Each record must be reproduced exactly as it is shown.

◆ ◆ ◆

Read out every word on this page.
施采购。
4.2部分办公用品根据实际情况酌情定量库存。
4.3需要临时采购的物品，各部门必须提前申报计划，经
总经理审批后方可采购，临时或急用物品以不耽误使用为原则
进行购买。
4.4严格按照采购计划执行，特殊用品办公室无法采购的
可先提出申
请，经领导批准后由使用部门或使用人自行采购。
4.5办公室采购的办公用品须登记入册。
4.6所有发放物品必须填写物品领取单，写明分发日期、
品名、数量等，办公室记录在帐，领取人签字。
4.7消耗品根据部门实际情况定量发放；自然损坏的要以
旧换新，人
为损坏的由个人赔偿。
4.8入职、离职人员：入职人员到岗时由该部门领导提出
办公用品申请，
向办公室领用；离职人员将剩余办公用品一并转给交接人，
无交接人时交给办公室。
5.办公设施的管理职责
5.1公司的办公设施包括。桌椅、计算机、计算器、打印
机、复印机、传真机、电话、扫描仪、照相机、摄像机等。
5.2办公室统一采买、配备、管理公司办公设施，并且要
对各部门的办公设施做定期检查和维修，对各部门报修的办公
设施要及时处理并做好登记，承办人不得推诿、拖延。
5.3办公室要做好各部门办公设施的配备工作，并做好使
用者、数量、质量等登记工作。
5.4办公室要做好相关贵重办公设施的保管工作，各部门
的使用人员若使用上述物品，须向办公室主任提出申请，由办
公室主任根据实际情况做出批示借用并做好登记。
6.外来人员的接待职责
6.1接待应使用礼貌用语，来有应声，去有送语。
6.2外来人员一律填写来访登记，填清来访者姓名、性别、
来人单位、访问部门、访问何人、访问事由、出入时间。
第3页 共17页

◆ ◆ ◆

# WRITTEN RESPONSE
Read out every word on this page.
施采购。
4.2部分办公用品根据实际情况酌情定量库存。
4.3需要临时采购的物品，各部门必须提前申报计划，经
总经理审批后方可采购，临时或急用物品以不耽误使用为原则
进行购买。
4.4严格按照采购计划执行，特殊用品办公室无法采购的
可先提出申
请，经领导批准后由使用部门或使用人自行采购。
4.5办公室采购的办公用品须登记入册。
4.6所有发放物品必须填写物品领取单，写明分发日期、
品名、数量等，办公室记录在帐，领取人签字。
4.7消耗品根据部门实际情况定量发放；自然损坏的要以
旧换新，人
为损坏的由个人赔偿。
4.8入职、离职人员：入职人员到岗时由该部门领导提出
办公用品申请，
向办公室领用；离职人员将剩余办公用品一并转给交接人，
无交接人时交给办公室。
5.办公设施的管理职责
5.1公司的办公设施包括。桌椅、计算机、计算器、打印
机、复印机、传真机、电话、扫描仪、照相机、摄像机等。
5.2办公室统一采买、配备、管理公司办公设施，并且要
对各部门的办公设施做定期检查和维修，对各部门报修的办公
设施要及时处理并做好登记，承办人不得推诿、拖延。
5.3办公室要做好各部门办公设施的配备工作，并做好使
用者、数量、质量等登记工作。
5.4办公室要做好相关贵重办公设施的保管工作，各部门
的使用人员若使用上述物品，须向办公室主任提出申请，由办
公室主任根据实际情况做出批示借用并做好登记。
6.外来人员的接待职责
6.1接待应使用礼貌用语，来有应声，去有送语。
6.2外来人员一律填写来访登记，填清来访者姓名、性别、
来人单位、访问部门、访问何人、访问事由、出入时间。
第3页 共17页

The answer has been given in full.